Will you output the entries below exactly, skipping every image they contain?

# [Record list]
+++

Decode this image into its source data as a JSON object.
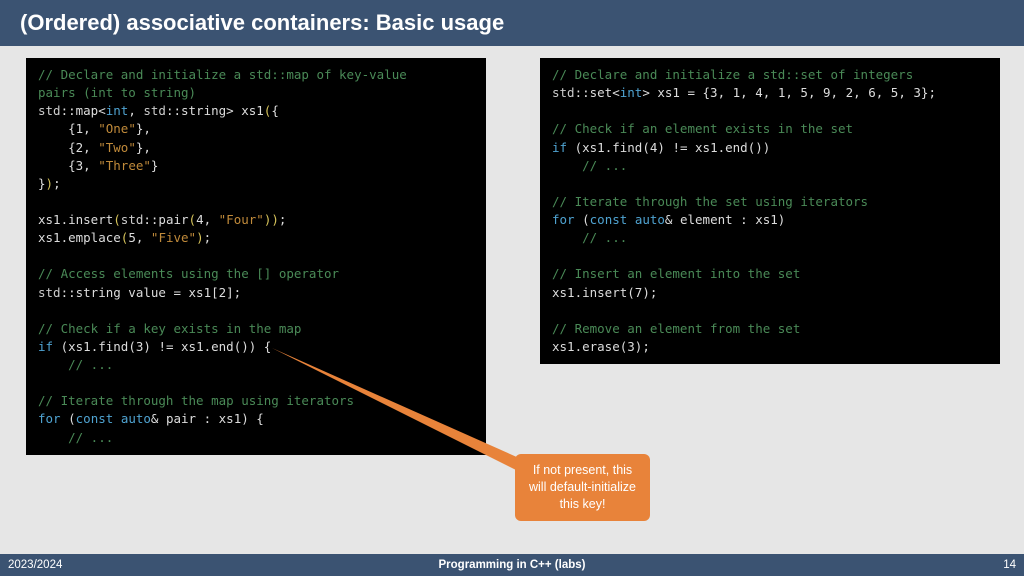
{
  "title": "(Ordered) associative containers: Basic usage",
  "footer": {
    "left": "2023/2024",
    "center": "Programming in C++ (labs)",
    "right": "14"
  },
  "callout": {
    "line1": "If not present, this",
    "line2": "will default-initialize",
    "line3": "this key!"
  },
  "left": {
    "l1": "// Declare and initialize a std::map of key-value",
    "l2": "pairs (int to string)",
    "l3a": "std",
    "l3b": "::map<",
    "l3c": "int",
    "l3d": ", ",
    "l3e": "std",
    "l3f": "::string> xs1",
    "l3g": "(",
    "l3h": "{",
    "l4a": "    {",
    "l4b": "1",
    "l4c": ", ",
    "l4d": "\"One\"",
    "l4e": "},",
    "l5a": "    {",
    "l5b": "2",
    "l5c": ", ",
    "l5d": "\"Two\"",
    "l5e": "},",
    "l6a": "    {",
    "l6b": "3",
    "l6c": ", ",
    "l6d": "\"Three\"",
    "l6e": "}",
    "l7a": "}",
    "l7b": ")",
    "l7c": ";",
    "l8": "",
    "l9a": "xs1.insert",
    "l9b": "(",
    "l9c": "std",
    "l9d": "::pair",
    "l9e": "(",
    "l9f": "4",
    "l9g": ", ",
    "l9h": "\"Four\"",
    "l9i": "))",
    "l9j": ";",
    "l10a": "xs1.emplace",
    "l10b": "(",
    "l10c": "5",
    "l10d": ", ",
    "l10e": "\"Five\"",
    "l10f": ")",
    "l10g": ";",
    "l11": "",
    "l12": "// Access elements using the [] operator",
    "l13a": "std",
    "l13b": "::string value = xs1[",
    "l13c": "2",
    "l13d": "];",
    "l14": "",
    "l15": "// Check if a key exists in the map",
    "l16a": "if",
    "l16b": " (xs1.find(",
    "l16c": "3",
    "l16d": ") != xs1.end()) {",
    "l17": "    // ...",
    "l18": "",
    "l19": "// Iterate through the map using iterators",
    "l20a": "for",
    "l20b": " (",
    "l20c": "const",
    "l20d": " ",
    "l20e": "auto",
    "l20f": "& pair : xs1) {",
    "l21": "    // ..."
  },
  "right": {
    "l1": "// Declare and initialize a std::set of integers",
    "l2a": "std",
    "l2b": "::set<",
    "l2c": "int",
    "l2d": "> xs1 = {",
    "l2e": "3",
    "l2f": ", ",
    "l2g": "1",
    "l2h": ", ",
    "l2i": "4",
    "l2j": ", ",
    "l2k": "1",
    "l2l": ", ",
    "l2m": "5",
    "l2n": ", ",
    "l2o": "9",
    "l2p": ", ",
    "l2q": "2",
    "l2r": ", ",
    "l2s": "6",
    "l2t": ", ",
    "l2u": "5",
    "l2v": ", ",
    "l2w": "3",
    "l2x": "};",
    "l3": "",
    "l4": "// Check if an element exists in the set",
    "l5a": "if",
    "l5b": " (xs1.find(",
    "l5c": "4",
    "l5d": ") != xs1.end())",
    "l6": "    // ...",
    "l7": "",
    "l8": "// Iterate through the set using iterators",
    "l9a": "for",
    "l9b": " (",
    "l9c": "const",
    "l9d": " ",
    "l9e": "auto",
    "l9f": "& element : xs1)",
    "l10": "    // ...",
    "l11": "",
    "l12": "// Insert an element into the set",
    "l13a": "xs1.insert(",
    "l13b": "7",
    "l13c": ");",
    "l14": "",
    "l15": "// Remove an element from the set",
    "l16a": "xs1.erase(",
    "l16b": "3",
    "l16c": ");"
  }
}
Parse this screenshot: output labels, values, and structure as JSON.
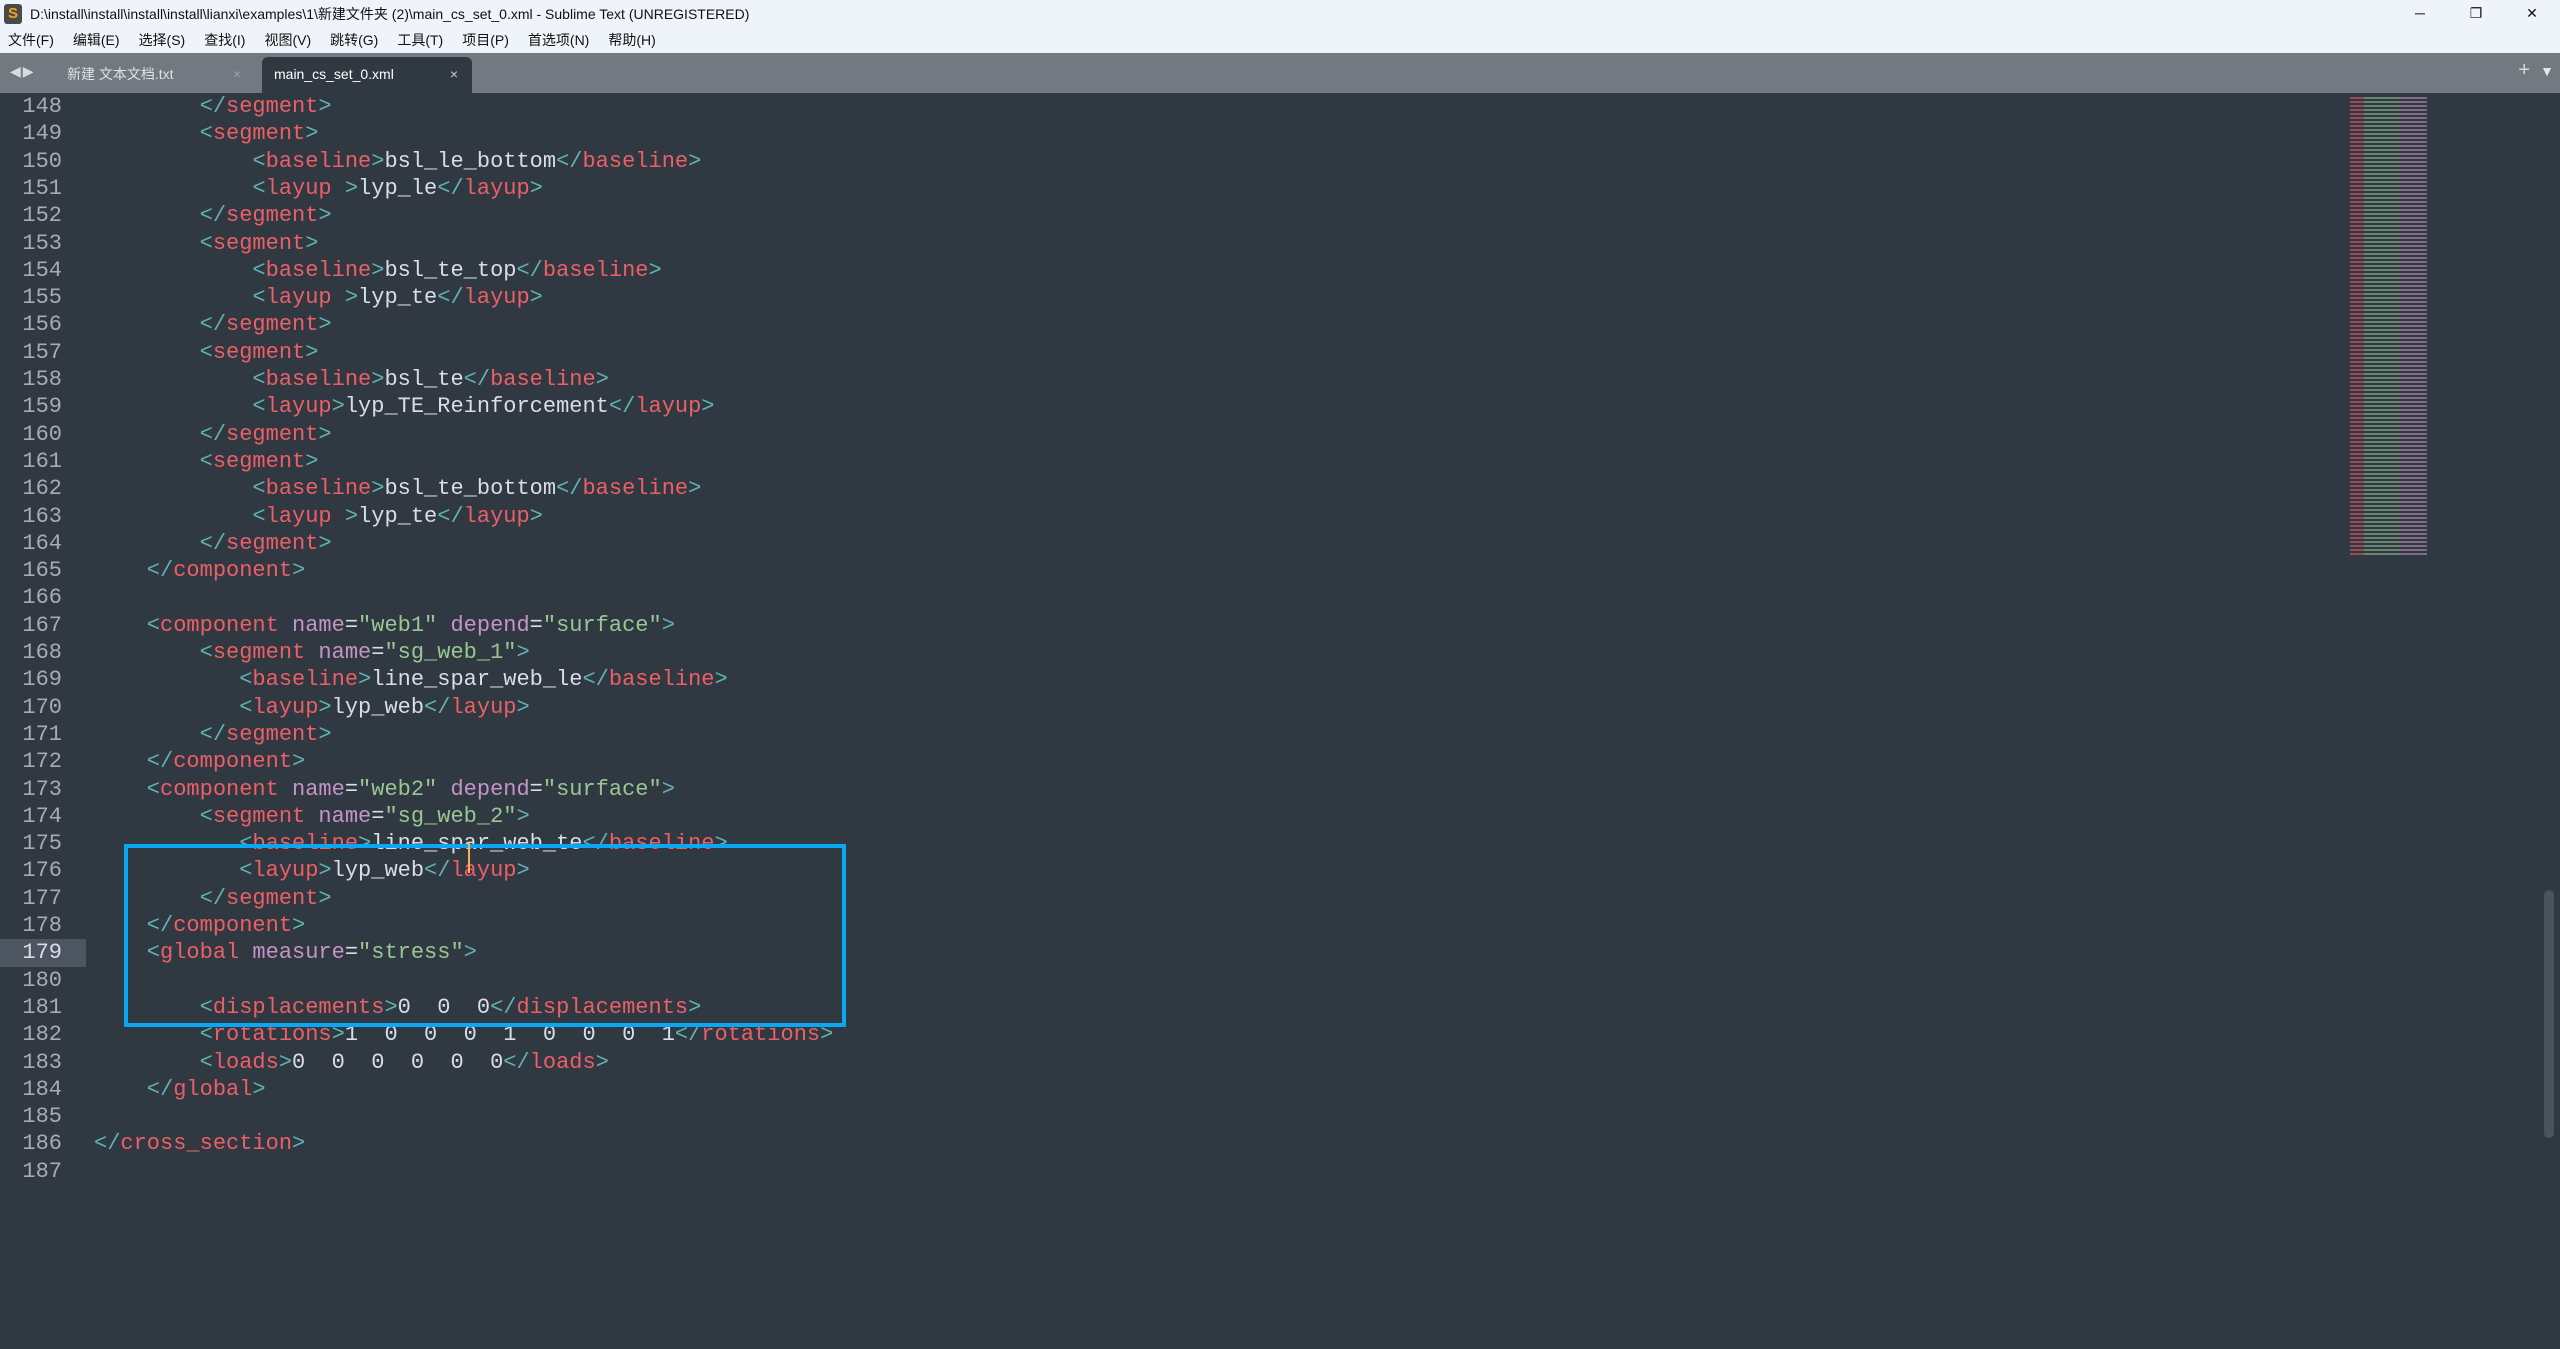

+++

# [Reply]
Decode this image into its source data as a JSON object.
{
  "title": "(Ordered) associative containers: Basic usage",
  "footer": {
    "left": "2023/2024",
    "center": "Programming in C++ (labs)",
    "right": "14"
  },
  "callout": {
    "line1": "If not present, this",
    "line2": "will default-initialize",
    "line3": "this key!"
  },
  "left": {
    "l1": "// Declare and initialize a std::map of key-value",
    "l2": "pairs (int to string)",
    "l3a": "std",
    "l3b": "::map<",
    "l3c": "int",
    "l3d": ", ",
    "l3e": "std",
    "l3f": "::string> xs1",
    "l3g": "(",
    "l3h": "{",
    "l4a": "    {",
    "l4b": "1",
    "l4c": ", ",
    "l4d": "\"One\"",
    "l4e": "},",
    "l5a": "    {",
    "l5b": "2",
    "l5c": ", ",
    "l5d": "\"Two\"",
    "l5e": "},",
    "l6a": "    {",
    "l6b": "3",
    "l6c": ", ",
    "l6d": "\"Three\"",
    "l6e": "}",
    "l7a": "}",
    "l7b": ")",
    "l7c": ";",
    "l8": "",
    "l9a": "xs1.insert",
    "l9b": "(",
    "l9c": "std",
    "l9d": "::pair",
    "l9e": "(",
    "l9f": "4",
    "l9g": ", ",
    "l9h": "\"Four\"",
    "l9i": "))",
    "l9j": ";",
    "l10a": "xs1.emplace",
    "l10b": "(",
    "l10c": "5",
    "l10d": ", ",
    "l10e": "\"Five\"",
    "l10f": ")",
    "l10g": ";",
    "l11": "",
    "l12": "// Access elements using the [] operator",
    "l13a": "std",
    "l13b": "::string value = xs1[",
    "l13c": "2",
    "l13d": "];",
    "l14": "",
    "l15": "// Check if a key exists in the map",
    "l16a": "if",
    "l16b": " (xs1.find(",
    "l16c": "3",
    "l16d": ") != xs1.end()) {",
    "l17": "    // ...",
    "l18": "",
    "l19": "// Iterate through the map using iterators",
    "l20a": "for",
    "l20b": " (",
    "l20c": "const",
    "l20d": " ",
    "l20e": "auto",
    "l20f": "& pair : xs1) {",
    "l21": "    // ..."
  },
  "right": {
    "l1": "// Declare and initialize a std::set of integers",
    "l2a": "std",
    "l2b": "::set<",
    "l2c": "int",
    "l2d": "> xs1 = {",
    "l2e": "3",
    "l2f": ", ",
    "l2g": "1",
    "l2h": ", ",
    "l2i": "4",
    "l2j": ", ",
    "l2k": "1",
    "l2l": ", ",
    "l2m": "5",
    "l2n": ", ",
    "l2o": "9",
    "l2p": ", ",
    "l2q": "2",
    "l2r": ", ",
    "l2s": "6",
    "l2t": ", ",
    "l2u": "5",
    "l2v": ", ",
    "l2w": "3",
    "l2x": "};",
    "l3": "",
    "l4": "// Check if an element exists in the set",
    "l5a": "if",
    "l5b": " (xs1.find(",
    "l5c": "4",
    "l5d": ") != xs1.end())",
    "l6": "    // ...",
    "l7": "",
    "l8": "// Iterate through the set using iterators",
    "l9a": "for",
    "l9b": " (",
    "l9c": "const",
    "l9d": " ",
    "l9e": "auto",
    "l9f": "& element : xs1)",
    "l10": "    // ...",
    "l11": "",
    "l12": "// Insert an element into the set",
    "l13a": "xs1.insert(",
    "l13b": "7",
    "l13c": ");",
    "l14": "",
    "l15": "// Remove an element from the set",
    "l16a": "xs1.erase(",
    "l16b": "3",
    "l16c": ");"
  }
}
Parse this screenshot: output labels, values, and structure as JSON.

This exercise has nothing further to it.